Copy out each line of the listing that has the word "Survey" in it.
Begin EXERCISE MATERIALS
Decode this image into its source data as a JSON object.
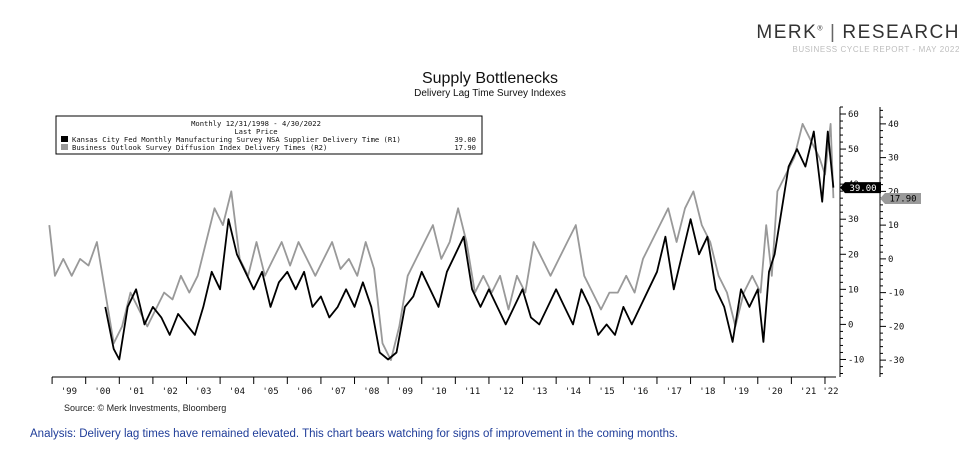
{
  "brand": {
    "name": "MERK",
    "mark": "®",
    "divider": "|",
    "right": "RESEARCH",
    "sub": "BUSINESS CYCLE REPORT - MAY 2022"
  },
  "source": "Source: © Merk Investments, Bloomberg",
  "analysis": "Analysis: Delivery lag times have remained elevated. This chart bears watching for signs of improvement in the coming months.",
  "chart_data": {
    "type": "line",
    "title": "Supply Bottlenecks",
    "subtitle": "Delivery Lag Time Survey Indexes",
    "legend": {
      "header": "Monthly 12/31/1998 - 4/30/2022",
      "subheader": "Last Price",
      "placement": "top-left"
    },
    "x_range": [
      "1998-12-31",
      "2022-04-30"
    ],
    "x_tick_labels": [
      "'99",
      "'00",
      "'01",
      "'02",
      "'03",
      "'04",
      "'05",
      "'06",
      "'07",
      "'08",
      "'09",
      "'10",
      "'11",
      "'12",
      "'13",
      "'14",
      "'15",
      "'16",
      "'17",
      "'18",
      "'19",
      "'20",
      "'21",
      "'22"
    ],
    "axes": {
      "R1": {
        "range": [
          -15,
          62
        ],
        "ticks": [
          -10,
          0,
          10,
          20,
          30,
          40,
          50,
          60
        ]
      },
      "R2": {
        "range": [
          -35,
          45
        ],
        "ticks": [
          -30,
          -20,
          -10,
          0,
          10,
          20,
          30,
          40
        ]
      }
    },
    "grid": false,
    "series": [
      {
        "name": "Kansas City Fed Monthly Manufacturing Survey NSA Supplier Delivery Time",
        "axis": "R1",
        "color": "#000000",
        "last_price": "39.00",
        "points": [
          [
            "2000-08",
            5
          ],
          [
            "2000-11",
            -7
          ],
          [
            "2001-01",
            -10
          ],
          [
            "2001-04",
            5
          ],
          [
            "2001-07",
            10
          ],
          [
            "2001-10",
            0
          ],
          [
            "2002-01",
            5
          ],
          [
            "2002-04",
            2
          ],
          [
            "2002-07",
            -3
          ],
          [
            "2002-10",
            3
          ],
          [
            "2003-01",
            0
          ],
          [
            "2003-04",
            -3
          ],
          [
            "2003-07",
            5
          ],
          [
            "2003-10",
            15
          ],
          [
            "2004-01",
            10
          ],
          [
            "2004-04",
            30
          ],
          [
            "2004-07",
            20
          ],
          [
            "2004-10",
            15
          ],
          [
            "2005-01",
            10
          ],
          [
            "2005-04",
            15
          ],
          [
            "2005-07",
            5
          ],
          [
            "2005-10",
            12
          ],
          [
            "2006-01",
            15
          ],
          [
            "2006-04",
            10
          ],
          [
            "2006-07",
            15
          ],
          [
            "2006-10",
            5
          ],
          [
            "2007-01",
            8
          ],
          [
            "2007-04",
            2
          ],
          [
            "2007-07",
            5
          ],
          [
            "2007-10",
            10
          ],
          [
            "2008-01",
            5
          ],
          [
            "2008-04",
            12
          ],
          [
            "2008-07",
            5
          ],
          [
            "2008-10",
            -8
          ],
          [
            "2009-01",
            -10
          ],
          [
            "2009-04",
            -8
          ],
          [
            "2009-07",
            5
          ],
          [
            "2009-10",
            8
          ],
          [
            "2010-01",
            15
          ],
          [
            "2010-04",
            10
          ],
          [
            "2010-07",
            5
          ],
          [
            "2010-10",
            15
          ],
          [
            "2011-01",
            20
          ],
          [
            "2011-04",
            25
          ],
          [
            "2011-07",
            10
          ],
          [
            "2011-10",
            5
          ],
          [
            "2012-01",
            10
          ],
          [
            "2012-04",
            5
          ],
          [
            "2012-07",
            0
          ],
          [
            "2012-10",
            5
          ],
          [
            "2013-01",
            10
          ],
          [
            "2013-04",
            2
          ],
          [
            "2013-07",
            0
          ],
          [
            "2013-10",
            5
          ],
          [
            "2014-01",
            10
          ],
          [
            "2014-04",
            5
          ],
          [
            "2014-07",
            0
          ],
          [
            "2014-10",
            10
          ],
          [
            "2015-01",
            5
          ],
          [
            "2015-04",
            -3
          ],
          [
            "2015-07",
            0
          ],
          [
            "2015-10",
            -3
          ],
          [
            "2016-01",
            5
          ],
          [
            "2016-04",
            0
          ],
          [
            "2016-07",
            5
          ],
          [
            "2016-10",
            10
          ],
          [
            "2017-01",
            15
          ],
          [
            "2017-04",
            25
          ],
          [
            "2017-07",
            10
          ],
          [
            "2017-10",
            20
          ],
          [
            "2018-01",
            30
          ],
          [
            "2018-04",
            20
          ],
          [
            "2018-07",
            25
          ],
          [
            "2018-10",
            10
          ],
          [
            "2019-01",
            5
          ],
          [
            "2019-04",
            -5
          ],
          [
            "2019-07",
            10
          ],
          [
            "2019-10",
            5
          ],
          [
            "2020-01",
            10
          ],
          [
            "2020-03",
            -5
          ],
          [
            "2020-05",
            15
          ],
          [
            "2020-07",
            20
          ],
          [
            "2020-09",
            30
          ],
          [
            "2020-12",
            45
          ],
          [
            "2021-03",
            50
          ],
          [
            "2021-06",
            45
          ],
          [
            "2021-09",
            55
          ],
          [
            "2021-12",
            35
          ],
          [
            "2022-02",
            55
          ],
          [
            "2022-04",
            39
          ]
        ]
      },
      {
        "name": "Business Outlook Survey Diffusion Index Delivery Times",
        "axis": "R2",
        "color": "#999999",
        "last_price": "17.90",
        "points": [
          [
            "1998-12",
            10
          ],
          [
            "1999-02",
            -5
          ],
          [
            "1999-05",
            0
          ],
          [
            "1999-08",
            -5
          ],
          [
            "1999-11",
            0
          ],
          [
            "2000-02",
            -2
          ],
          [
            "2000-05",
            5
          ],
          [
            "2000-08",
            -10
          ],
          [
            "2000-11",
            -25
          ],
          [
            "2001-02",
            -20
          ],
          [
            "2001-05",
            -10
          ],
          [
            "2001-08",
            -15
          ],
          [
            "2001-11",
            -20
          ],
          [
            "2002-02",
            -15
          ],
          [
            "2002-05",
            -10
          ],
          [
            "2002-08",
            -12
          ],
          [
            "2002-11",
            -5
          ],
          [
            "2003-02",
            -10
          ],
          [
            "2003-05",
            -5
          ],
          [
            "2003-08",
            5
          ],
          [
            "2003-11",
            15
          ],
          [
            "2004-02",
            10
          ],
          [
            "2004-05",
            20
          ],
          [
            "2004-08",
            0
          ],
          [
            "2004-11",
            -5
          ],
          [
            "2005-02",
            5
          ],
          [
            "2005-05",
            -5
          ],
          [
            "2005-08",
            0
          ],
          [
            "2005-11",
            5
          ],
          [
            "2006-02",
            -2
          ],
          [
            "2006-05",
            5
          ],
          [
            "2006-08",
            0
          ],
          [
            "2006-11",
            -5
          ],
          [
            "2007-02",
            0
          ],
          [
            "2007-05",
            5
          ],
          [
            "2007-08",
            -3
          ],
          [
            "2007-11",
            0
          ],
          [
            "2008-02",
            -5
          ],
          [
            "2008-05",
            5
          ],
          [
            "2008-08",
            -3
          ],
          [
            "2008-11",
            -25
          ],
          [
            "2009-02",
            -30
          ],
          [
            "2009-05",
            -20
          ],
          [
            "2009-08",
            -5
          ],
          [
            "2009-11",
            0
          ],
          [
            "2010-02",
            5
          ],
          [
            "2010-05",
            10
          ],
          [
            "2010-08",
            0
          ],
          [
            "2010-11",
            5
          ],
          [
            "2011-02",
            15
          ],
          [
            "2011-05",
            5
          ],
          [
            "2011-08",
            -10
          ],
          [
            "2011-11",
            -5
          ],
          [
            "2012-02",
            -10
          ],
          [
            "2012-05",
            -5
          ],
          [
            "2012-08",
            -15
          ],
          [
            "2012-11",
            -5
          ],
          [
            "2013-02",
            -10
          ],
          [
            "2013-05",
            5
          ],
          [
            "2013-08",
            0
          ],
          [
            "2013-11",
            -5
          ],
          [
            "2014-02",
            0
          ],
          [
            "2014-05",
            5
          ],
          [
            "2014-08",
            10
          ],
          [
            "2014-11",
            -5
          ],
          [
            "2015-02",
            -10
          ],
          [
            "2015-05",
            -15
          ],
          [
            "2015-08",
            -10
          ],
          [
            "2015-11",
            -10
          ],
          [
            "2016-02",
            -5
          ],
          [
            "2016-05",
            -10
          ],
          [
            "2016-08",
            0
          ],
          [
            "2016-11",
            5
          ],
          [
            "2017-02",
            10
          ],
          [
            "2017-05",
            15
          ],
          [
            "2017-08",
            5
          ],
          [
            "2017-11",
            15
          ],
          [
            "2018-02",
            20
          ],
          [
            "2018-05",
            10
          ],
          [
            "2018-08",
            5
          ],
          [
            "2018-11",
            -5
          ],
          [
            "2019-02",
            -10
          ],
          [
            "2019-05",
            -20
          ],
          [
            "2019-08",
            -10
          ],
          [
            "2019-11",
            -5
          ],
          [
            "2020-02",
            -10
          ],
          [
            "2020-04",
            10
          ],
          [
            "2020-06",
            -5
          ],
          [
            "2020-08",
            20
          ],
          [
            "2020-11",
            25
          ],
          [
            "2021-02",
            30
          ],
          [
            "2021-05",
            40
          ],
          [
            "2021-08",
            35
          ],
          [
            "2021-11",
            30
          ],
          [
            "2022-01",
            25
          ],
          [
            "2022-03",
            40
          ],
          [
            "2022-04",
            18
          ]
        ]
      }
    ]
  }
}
End EXERCISE MATERIALS
_EXERCISE RESULT_:
    "subtitle": "Delivery Lag Time Survey Indexes",
        "name": "Kansas City Fed Monthly Manufacturing Survey NSA Supplier Delivery Time",
        "name": "Business Outlook Survey Diffusion Index Delivery Times",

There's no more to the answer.